» WHAT THE TASK ASKS:
Below are the records; copy each line in them that holds the word "находящихся".

» PROVIDED MATERIAL:
^^^^

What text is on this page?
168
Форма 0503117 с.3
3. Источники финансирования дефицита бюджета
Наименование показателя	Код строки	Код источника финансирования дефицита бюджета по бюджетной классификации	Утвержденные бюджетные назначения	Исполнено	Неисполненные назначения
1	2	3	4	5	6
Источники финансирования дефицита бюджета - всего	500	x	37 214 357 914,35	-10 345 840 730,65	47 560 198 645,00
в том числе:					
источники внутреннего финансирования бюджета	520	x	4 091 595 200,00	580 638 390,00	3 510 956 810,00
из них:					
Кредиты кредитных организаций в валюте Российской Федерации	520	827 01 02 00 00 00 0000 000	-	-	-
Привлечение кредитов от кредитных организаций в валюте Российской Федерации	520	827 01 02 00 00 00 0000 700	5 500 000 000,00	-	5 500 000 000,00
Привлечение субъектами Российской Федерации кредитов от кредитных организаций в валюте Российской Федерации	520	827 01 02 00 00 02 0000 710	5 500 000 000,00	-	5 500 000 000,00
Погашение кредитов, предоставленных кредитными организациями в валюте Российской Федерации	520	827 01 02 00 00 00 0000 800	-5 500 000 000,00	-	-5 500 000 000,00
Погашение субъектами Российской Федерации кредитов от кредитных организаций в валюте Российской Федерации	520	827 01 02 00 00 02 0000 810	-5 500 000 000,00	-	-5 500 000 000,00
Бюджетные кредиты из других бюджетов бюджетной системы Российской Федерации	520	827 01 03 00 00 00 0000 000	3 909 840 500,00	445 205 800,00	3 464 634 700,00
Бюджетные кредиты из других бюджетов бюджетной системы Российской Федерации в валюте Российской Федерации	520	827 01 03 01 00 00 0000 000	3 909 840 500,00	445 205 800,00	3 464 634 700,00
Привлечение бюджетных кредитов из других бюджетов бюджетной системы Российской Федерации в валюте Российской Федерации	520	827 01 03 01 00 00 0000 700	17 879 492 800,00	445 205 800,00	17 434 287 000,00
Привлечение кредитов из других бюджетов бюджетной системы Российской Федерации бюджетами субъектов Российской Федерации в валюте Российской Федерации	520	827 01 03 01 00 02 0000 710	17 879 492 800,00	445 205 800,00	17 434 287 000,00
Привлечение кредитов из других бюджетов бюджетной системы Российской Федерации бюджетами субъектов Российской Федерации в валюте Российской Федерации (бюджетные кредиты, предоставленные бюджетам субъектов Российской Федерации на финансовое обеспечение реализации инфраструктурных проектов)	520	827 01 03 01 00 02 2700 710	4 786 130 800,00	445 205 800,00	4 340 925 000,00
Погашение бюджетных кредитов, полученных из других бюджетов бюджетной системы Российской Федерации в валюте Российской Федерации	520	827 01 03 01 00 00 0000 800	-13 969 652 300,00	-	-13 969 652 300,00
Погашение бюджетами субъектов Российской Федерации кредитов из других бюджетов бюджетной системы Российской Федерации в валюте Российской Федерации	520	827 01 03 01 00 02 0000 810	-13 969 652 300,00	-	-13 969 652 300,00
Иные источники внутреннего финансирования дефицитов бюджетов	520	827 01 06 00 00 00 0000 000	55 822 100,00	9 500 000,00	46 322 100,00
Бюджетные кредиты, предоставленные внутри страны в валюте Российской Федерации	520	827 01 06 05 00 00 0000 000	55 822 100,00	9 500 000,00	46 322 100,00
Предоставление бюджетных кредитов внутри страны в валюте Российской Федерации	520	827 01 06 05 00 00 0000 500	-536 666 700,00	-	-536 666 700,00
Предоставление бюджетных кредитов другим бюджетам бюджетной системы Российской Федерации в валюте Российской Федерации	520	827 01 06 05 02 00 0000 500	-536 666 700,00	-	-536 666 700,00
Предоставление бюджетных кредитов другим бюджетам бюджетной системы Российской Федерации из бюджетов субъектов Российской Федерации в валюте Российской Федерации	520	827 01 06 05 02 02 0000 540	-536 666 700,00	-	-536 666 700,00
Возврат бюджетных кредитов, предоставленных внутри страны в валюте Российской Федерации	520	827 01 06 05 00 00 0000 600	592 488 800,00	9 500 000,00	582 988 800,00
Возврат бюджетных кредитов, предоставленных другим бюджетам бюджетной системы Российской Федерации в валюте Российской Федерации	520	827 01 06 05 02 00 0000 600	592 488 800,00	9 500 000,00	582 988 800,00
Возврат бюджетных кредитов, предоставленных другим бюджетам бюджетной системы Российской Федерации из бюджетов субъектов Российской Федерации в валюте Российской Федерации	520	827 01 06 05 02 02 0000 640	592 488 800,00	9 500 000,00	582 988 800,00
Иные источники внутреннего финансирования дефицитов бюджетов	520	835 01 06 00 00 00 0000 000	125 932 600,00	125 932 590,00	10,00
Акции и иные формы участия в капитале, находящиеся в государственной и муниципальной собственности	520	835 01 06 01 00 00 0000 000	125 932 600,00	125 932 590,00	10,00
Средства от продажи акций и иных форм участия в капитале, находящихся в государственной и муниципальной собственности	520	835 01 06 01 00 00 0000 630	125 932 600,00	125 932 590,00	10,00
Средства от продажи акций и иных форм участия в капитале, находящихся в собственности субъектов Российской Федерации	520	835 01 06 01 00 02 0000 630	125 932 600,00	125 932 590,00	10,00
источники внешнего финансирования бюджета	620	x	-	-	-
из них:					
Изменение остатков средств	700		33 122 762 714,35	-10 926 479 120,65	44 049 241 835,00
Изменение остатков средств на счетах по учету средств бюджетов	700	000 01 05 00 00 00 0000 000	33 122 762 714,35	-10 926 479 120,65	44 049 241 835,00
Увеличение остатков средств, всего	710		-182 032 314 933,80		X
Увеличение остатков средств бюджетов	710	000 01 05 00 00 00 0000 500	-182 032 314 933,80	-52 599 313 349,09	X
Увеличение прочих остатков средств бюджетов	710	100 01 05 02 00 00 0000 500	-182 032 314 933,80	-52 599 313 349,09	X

^^^^

» RESPONSE:
Средства от продажи акций и иных форм участия в капитале, находящихся в государственной и муниципальной собственности	520	835 01 06 01 00 00 0000 630	125 932 600,00	125 932 590,00	10,00
Средства от продажи акций и иных форм участия в капитале, находящихся в собственности субъектов Российской Федерации	520	835 01 06 01 00 02 0000 630	125 932 600,00	125 932 590,00	10,00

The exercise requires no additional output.